--- Start MATERIAL ---
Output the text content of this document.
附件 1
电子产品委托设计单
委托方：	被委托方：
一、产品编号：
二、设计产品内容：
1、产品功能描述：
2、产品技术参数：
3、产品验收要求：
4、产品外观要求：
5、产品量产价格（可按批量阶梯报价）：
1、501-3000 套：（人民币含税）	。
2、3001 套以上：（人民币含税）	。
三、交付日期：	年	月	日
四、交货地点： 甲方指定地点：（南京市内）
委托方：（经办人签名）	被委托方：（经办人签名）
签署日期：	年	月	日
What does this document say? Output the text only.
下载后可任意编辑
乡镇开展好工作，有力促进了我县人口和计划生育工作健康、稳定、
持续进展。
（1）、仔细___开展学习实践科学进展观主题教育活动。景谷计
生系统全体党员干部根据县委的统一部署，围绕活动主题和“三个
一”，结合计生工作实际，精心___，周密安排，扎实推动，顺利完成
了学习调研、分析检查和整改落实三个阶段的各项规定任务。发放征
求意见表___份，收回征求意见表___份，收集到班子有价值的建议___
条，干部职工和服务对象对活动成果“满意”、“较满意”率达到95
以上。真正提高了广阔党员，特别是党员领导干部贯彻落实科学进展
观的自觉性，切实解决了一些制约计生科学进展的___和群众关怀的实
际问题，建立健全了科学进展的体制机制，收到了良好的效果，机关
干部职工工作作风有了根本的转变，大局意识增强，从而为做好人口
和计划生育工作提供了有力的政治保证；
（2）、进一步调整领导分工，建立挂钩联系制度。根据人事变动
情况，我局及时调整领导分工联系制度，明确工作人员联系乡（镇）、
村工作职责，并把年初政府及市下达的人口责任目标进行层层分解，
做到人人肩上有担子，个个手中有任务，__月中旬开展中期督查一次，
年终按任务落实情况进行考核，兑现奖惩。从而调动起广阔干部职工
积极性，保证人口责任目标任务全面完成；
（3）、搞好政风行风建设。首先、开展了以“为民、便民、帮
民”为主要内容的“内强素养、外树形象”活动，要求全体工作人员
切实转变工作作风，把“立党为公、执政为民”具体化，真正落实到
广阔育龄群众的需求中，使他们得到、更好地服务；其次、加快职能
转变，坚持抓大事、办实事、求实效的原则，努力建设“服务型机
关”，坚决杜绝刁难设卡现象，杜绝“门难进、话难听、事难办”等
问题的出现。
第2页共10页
--- End MATERIAL ---
§ EXERCISE BRIEF
Print the listing above in full, exactly as it is.

§ SOLUTION BELOW
Output the text content of this document.
附件 1
电子产品委托设计单
委托方：	被委托方：
一、产品编号：
二、设计产品内容：
1、产品功能描述：
2、产品技术参数：
3、产品验收要求：
4、产品外观要求：
5、产品量产价格（可按批量阶梯报价）：
1、501-3000 套：（人民币含税）	。
2、3001 套以上：（人民币含税）	。
三、交付日期：	年	月	日
四、交货地点： 甲方指定地点：（南京市内）
委托方：（经办人签名）	被委托方：（经办人签名）
签署日期：	年	月	日
What does this document say? Output the text only.
下载后可任意编辑
乡镇开展好工作，有力促进了我县人口和计划生育工作健康、稳定、
持续进展。
（1）、仔细___开展学习实践科学进展观主题教育活动。景谷计
生系统全体党员干部根据县委的统一部署，围绕活动主题和“三个
一”，结合计生工作实际，精心___，周密安排，扎实推动，顺利完成
了学习调研、分析检查和整改落实三个阶段的各项规定任务。发放征
求意见表___份，收回征求意见表___份，收集到班子有价值的建议___
条，干部职工和服务对象对活动成果“满意”、“较满意”率达到95
以上。真正提高了广阔党员，特别是党员领导干部贯彻落实科学进展
观的自觉性，切实解决了一些制约计生科学进展的___和群众关怀的实
际问题，建立健全了科学进展的体制机制，收到了良好的效果，机关
干部职工工作作风有了根本的转变，大局意识增强，从而为做好人口
和计划生育工作提供了有力的政治保证；
（2）、进一步调整领导分工，建立挂钩联系制度。根据人事变动
情况，我局及时调整领导分工联系制度，明确工作人员联系乡（镇）、
村工作职责，并把年初政府及市下达的人口责任目标进行层层分解，
做到人人肩上有担子，个个手中有任务，__月中旬开展中期督查一次，
年终按任务落实情况进行考核，兑现奖惩。从而调动起广阔干部职工
积极性，保证人口责任目标任务全面完成；
（3）、搞好政风行风建设。首先、开展了以“为民、便民、帮
民”为主要内容的“内强素养、外树形象”活动，要求全体工作人员
切实转变工作作风，把“立党为公、执政为民”具体化，真正落实到
广阔育龄群众的需求中，使他们得到、更好地服务；其次、加快职能
转变，坚持抓大事、办实事、求实效的原则，努力建设“服务型机
关”，坚决杜绝刁难设卡现象，杜绝“门难进、话难听、事难办”等
问题的出现。
第2页共10页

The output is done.